>> Start

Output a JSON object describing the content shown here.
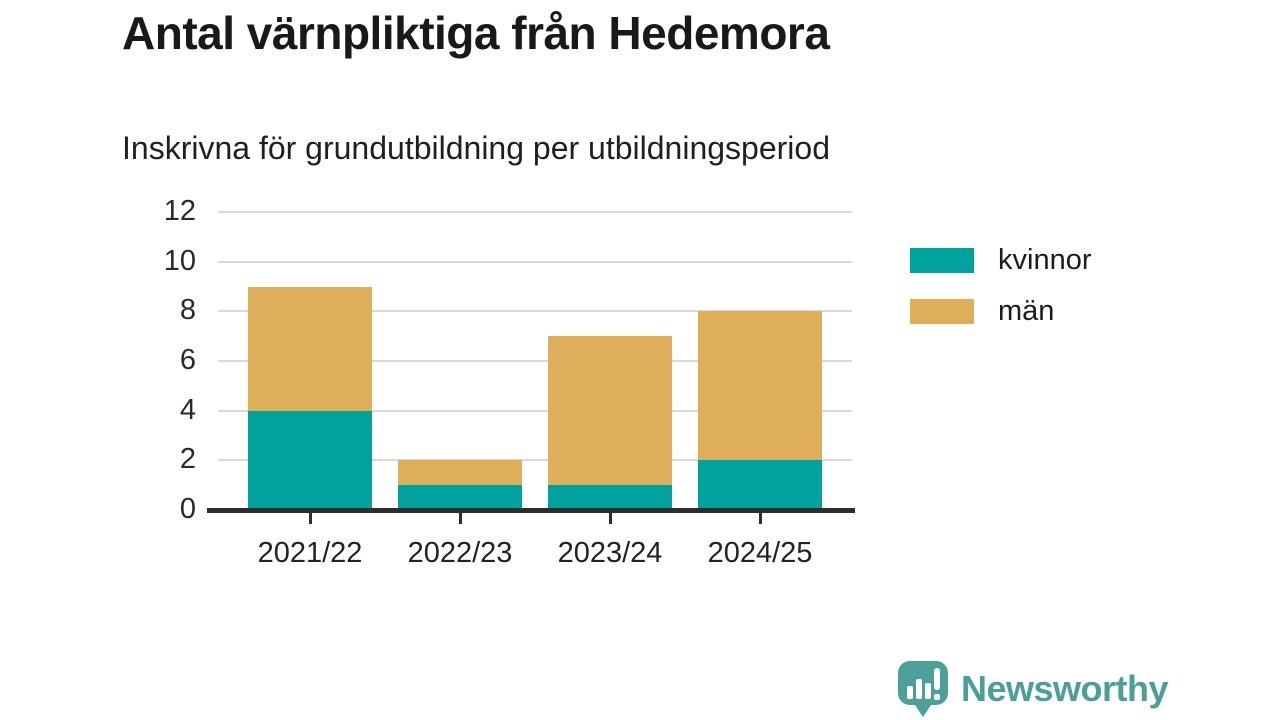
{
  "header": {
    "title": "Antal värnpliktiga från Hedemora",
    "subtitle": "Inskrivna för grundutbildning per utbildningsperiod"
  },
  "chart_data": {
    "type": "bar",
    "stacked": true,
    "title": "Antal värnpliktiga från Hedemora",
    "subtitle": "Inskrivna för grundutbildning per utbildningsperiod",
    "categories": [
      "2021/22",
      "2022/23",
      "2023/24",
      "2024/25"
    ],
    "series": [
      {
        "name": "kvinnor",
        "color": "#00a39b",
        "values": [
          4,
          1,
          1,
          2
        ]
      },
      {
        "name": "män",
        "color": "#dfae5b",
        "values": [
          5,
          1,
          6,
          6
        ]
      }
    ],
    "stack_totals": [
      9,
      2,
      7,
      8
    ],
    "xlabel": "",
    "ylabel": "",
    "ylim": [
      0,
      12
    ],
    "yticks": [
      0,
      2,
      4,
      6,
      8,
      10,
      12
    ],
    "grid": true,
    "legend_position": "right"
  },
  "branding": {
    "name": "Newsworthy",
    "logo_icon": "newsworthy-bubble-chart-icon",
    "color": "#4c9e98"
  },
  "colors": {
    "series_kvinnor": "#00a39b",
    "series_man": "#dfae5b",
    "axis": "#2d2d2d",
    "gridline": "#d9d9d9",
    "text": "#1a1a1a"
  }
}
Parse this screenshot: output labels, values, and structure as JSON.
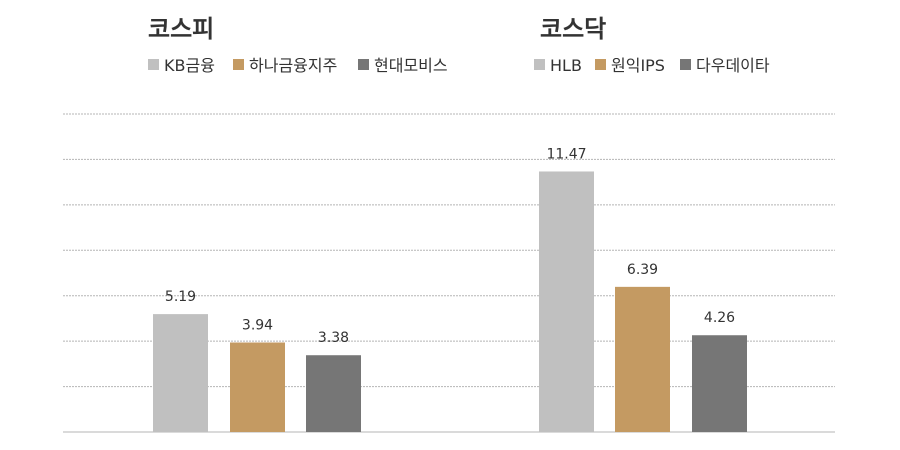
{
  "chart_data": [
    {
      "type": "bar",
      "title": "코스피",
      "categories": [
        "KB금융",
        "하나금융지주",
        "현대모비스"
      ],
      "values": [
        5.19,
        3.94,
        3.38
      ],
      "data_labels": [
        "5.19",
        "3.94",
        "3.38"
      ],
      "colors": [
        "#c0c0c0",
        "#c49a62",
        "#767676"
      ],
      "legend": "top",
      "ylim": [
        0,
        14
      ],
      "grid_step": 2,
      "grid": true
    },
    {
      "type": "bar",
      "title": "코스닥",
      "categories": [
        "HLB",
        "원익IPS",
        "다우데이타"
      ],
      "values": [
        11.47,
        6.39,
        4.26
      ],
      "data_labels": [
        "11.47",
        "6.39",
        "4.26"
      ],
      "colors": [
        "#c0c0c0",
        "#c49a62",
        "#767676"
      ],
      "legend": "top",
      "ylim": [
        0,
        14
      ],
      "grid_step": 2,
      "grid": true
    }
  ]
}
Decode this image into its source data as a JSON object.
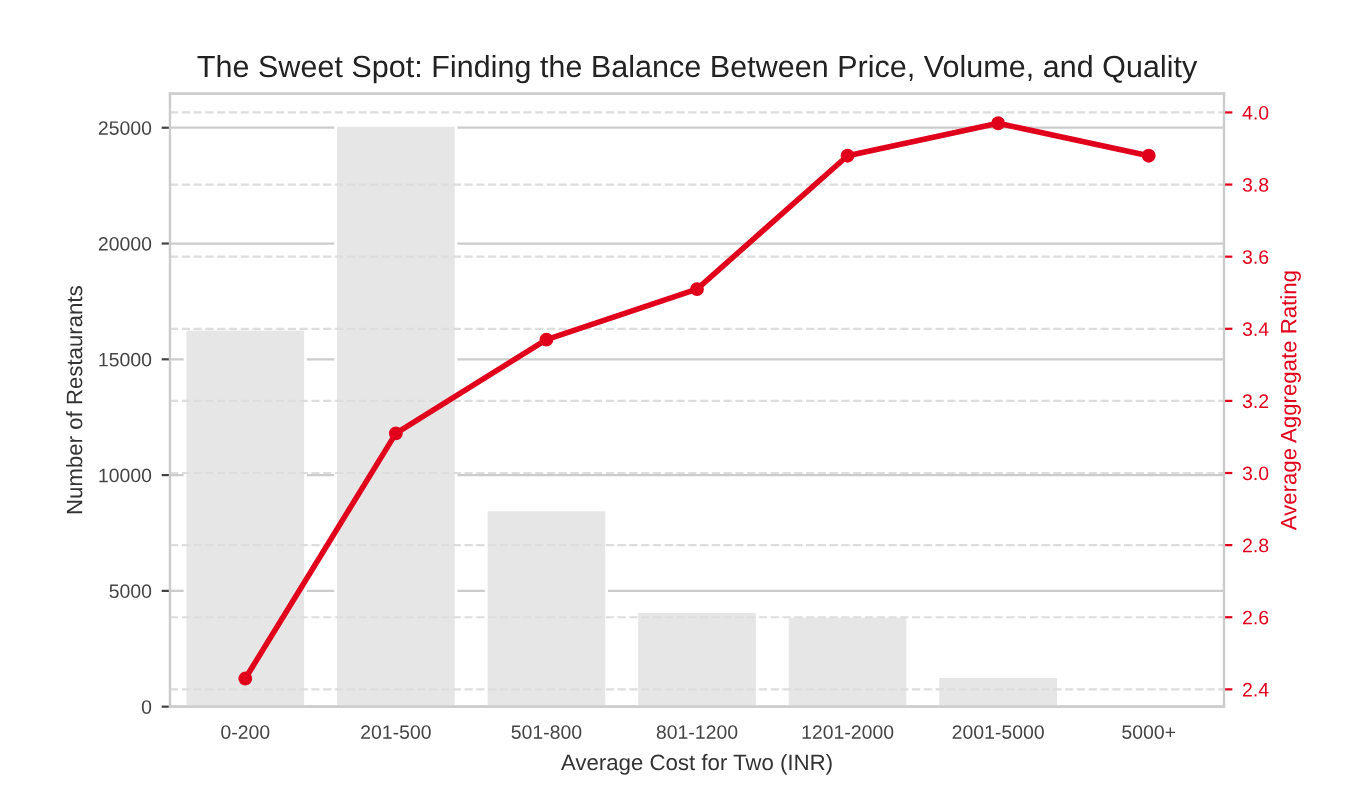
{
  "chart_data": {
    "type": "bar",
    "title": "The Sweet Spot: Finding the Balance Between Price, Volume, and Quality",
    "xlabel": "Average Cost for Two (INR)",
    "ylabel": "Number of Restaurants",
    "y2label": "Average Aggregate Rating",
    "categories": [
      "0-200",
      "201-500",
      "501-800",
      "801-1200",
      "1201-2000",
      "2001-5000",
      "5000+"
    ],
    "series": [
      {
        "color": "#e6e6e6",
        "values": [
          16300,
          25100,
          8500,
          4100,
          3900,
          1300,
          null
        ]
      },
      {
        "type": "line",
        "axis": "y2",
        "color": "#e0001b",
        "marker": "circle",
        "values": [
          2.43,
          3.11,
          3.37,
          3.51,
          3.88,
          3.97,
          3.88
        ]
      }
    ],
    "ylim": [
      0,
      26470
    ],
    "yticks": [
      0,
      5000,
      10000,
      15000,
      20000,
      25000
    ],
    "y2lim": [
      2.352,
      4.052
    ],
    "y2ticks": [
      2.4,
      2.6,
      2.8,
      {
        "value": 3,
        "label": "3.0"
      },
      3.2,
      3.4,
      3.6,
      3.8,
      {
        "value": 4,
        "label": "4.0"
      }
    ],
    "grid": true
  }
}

>> End

## TASK DETAILS
Keep the pictures out of the copy and write out the data exactly as it stands.

## SOLUTION TO THE EXERCISE
Output a JSON object describing the content shown here.
{
  "header": {
    "title": "Antal värnpliktiga från Hedemora",
    "subtitle": "Inskrivna för grundutbildning per utbildningsperiod"
  },
  "chart_data": {
    "type": "bar",
    "stacked": true,
    "title": "Antal värnpliktiga från Hedemora",
    "subtitle": "Inskrivna för grundutbildning per utbildningsperiod",
    "categories": [
      "2021/22",
      "2022/23",
      "2023/24",
      "2024/25"
    ],
    "series": [
      {
        "name": "kvinnor",
        "color": "#00a39b",
        "values": [
          4,
          1,
          1,
          2
        ]
      },
      {
        "name": "män",
        "color": "#dfae5b",
        "values": [
          5,
          1,
          6,
          6
        ]
      }
    ],
    "stack_totals": [
      9,
      2,
      7,
      8
    ],
    "xlabel": "",
    "ylabel": "",
    "ylim": [
      0,
      12
    ],
    "yticks": [
      0,
      2,
      4,
      6,
      8,
      10,
      12
    ],
    "grid": true,
    "legend_position": "right"
  },
  "branding": {
    "name": "Newsworthy",
    "logo_icon": "newsworthy-bubble-chart-icon",
    "color": "#4c9e98"
  },
  "colors": {
    "series_kvinnor": "#00a39b",
    "series_man": "#dfae5b",
    "axis": "#2d2d2d",
    "gridline": "#d9d9d9",
    "text": "#1a1a1a"
  }
}
Parse this screenshot: output labels, values, and structure as JSON.
{
  "chart_data": [
    {
      "type": "bar",
      "title": "코스피",
      "categories": [
        "KB금융",
        "하나금융지주",
        "현대모비스"
      ],
      "values": [
        5.19,
        3.94,
        3.38
      ],
      "data_labels": [
        "5.19",
        "3.94",
        "3.38"
      ],
      "colors": [
        "#c0c0c0",
        "#c49a62",
        "#767676"
      ],
      "legend": "top",
      "ylim": [
        0,
        14
      ],
      "grid_step": 2,
      "grid": true
    },
    {
      "type": "bar",
      "title": "코스닥",
      "categories": [
        "HLB",
        "원익IPS",
        "다우데이타"
      ],
      "values": [
        11.47,
        6.39,
        4.26
      ],
      "data_labels": [
        "11.47",
        "6.39",
        "4.26"
      ],
      "colors": [
        "#c0c0c0",
        "#c49a62",
        "#767676"
      ],
      "legend": "top",
      "ylim": [
        0,
        14
      ],
      "grid_step": 2,
      "grid": true
    }
  ]
}
Decode this image into its source data as a JSON object.
{
  "chart_data": {
    "type": "bar",
    "title": "The Sweet Spot: Finding the Balance Between Price, Volume, and Quality",
    "xlabel": "Average Cost for Two (INR)",
    "ylabel": "Number of Restaurants",
    "y2label": "Average Aggregate Rating",
    "categories": [
      "0-200",
      "201-500",
      "501-800",
      "801-1200",
      "1201-2000",
      "2001-5000",
      "5000+"
    ],
    "series": [
      {
        "color": "#e6e6e6",
        "values": [
          16300,
          25100,
          8500,
          4100,
          3900,
          1300,
          null
        ]
      },
      {
        "type": "line",
        "axis": "y2",
        "color": "#e0001b",
        "marker": "circle",
        "values": [
          2.43,
          3.11,
          3.37,
          3.51,
          3.88,
          3.97,
          3.88
        ]
      }
    ],
    "ylim": [
      0,
      26470
    ],
    "yticks": [
      0,
      5000,
      10000,
      15000,
      20000,
      25000
    ],
    "y2lim": [
      2.352,
      4.052
    ],
    "y2ticks": [
      2.4,
      2.6,
      2.8,
      {
        "value": 3,
        "label": "3.0"
      },
      3.2,
      3.4,
      3.6,
      3.8,
      {
        "value": 4,
        "label": "4.0"
      }
    ],
    "grid": true
  }
}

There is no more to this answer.